EXERCISE INPUTS.
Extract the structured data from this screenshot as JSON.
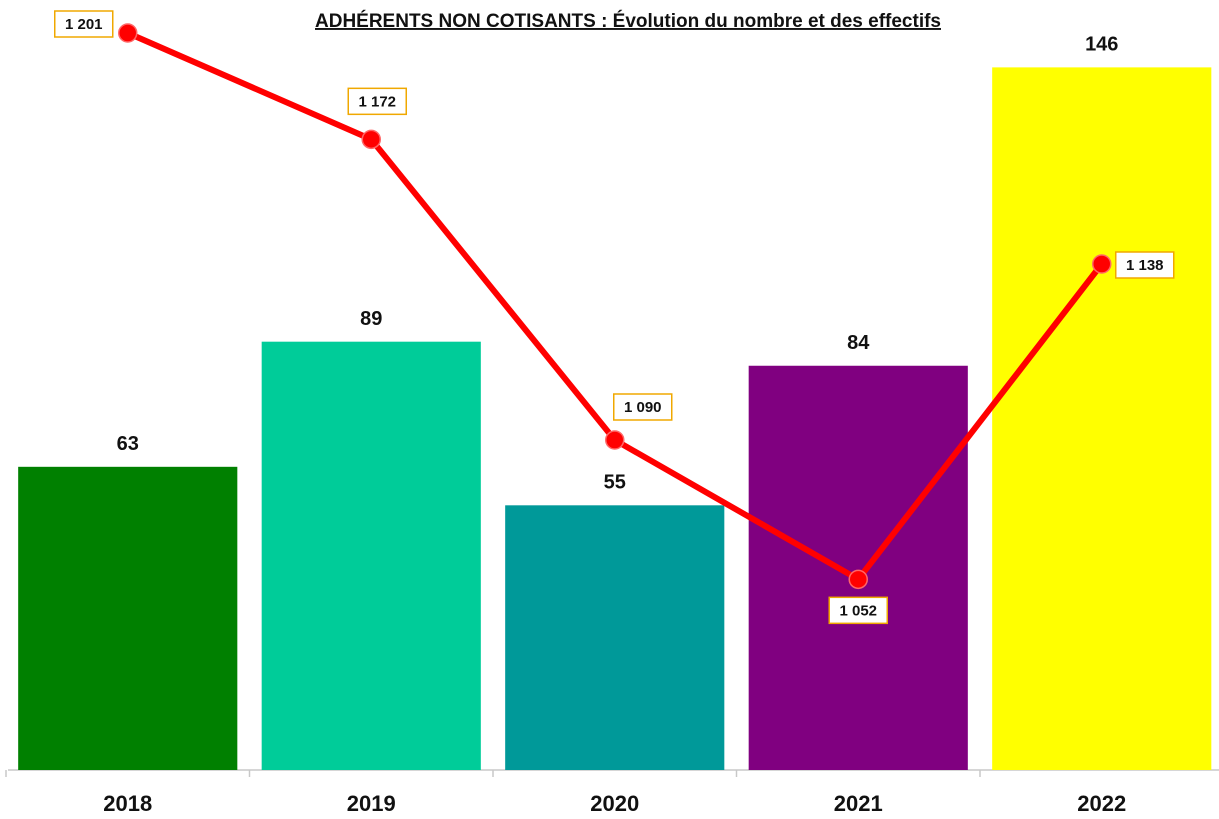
{
  "chart_data": {
    "type": "bar",
    "title": "ADHÉRENTS NON COTISANTS : Évolution du nombre et des effectifs",
    "categories": [
      "2018",
      "2019",
      "2020",
      "2021",
      "2022"
    ],
    "ylim": [
      0,
      160
    ],
    "y2lim": [
      1000,
      1210
    ],
    "series": [
      {
        "type": "bar",
        "colors": [
          "#008000",
          "#00cc99",
          "#009999",
          "#800080",
          "#ffff00"
        ],
        "values": [
          63,
          89,
          55,
          84,
          146
        ]
      },
      {
        "type": "line",
        "axis": "y2",
        "color": "#ff0000",
        "values": [
          1201,
          1172,
          1090,
          1052,
          1138
        ],
        "value_labels": [
          "1 201",
          "1 172",
          "1 090",
          "1 052",
          "1 138"
        ]
      }
    ]
  }
}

TASK.
Write out the listing above again, exactly, but with no pictures in the copy.

OUTPUT FOR THIS TASK.
Extract the structured data from this screenshot as JSON.
{
  "chart_data": {
    "type": "bar",
    "title": "ADHÉRENTS NON COTISANTS : Évolution du nombre et des effectifs",
    "categories": [
      "2018",
      "2019",
      "2020",
      "2021",
      "2022"
    ],
    "ylim": [
      0,
      160
    ],
    "y2lim": [
      1000,
      1210
    ],
    "series": [
      {
        "type": "bar",
        "colors": [
          "#008000",
          "#00cc99",
          "#009999",
          "#800080",
          "#ffff00"
        ],
        "values": [
          63,
          89,
          55,
          84,
          146
        ]
      },
      {
        "type": "line",
        "axis": "y2",
        "color": "#ff0000",
        "values": [
          1201,
          1172,
          1090,
          1052,
          1138
        ],
        "value_labels": [
          "1 201",
          "1 172",
          "1 090",
          "1 052",
          "1 138"
        ]
      }
    ]
  }
}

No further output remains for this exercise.